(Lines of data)
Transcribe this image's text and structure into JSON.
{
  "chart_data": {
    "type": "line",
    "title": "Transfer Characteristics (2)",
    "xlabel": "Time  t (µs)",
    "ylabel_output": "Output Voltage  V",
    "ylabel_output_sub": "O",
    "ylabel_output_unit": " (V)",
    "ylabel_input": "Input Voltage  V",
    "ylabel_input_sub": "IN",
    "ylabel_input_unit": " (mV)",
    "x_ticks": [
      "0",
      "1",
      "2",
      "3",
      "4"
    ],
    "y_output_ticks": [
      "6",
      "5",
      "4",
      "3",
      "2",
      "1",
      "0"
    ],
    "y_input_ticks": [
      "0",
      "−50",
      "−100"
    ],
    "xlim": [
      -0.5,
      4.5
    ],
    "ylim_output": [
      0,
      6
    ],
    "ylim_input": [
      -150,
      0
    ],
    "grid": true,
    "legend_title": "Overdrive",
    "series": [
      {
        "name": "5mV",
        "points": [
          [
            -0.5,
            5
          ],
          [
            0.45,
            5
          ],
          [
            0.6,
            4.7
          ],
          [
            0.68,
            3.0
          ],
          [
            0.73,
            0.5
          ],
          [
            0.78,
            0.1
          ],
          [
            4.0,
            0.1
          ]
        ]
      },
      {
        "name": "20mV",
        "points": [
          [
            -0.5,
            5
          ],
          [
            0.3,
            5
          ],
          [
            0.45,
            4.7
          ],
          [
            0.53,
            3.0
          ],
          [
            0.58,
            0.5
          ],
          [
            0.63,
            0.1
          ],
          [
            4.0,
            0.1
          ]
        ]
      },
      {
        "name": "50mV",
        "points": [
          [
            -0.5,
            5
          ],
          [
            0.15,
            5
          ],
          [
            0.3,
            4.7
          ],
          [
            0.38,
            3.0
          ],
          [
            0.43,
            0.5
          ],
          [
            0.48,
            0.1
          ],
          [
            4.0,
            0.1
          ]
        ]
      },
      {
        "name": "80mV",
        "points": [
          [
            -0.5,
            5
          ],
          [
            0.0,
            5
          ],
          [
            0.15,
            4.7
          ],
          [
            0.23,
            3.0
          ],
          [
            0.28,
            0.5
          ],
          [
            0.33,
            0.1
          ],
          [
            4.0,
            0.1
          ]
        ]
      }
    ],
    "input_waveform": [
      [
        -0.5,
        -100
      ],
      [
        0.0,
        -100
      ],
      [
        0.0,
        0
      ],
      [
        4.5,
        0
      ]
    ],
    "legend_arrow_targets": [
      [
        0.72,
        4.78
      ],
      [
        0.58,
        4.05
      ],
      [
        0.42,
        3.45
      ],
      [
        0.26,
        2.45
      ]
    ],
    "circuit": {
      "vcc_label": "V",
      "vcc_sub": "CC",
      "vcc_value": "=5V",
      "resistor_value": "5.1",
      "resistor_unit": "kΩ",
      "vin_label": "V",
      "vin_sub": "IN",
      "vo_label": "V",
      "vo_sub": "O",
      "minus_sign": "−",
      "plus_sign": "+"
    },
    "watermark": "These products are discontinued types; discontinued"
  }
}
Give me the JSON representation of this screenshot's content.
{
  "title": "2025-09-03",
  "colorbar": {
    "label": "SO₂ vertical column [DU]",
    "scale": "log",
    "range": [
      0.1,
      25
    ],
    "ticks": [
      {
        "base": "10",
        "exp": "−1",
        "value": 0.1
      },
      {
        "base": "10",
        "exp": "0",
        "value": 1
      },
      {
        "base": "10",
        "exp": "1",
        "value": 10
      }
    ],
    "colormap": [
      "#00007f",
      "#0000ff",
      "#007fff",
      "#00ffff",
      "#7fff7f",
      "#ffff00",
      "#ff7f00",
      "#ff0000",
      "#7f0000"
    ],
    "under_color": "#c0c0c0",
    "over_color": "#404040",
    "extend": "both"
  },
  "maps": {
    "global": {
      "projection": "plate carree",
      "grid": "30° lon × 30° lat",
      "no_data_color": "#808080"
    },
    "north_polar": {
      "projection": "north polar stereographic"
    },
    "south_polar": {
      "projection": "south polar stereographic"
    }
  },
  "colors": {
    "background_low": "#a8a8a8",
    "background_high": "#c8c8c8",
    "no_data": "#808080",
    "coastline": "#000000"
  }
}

* **Required work**: Look through the lines above and collect those with the word "this".

* **Result of the task**:
Transcribe this image's text and structure into JSON.
Give me the JSON representation of this screenshot's content.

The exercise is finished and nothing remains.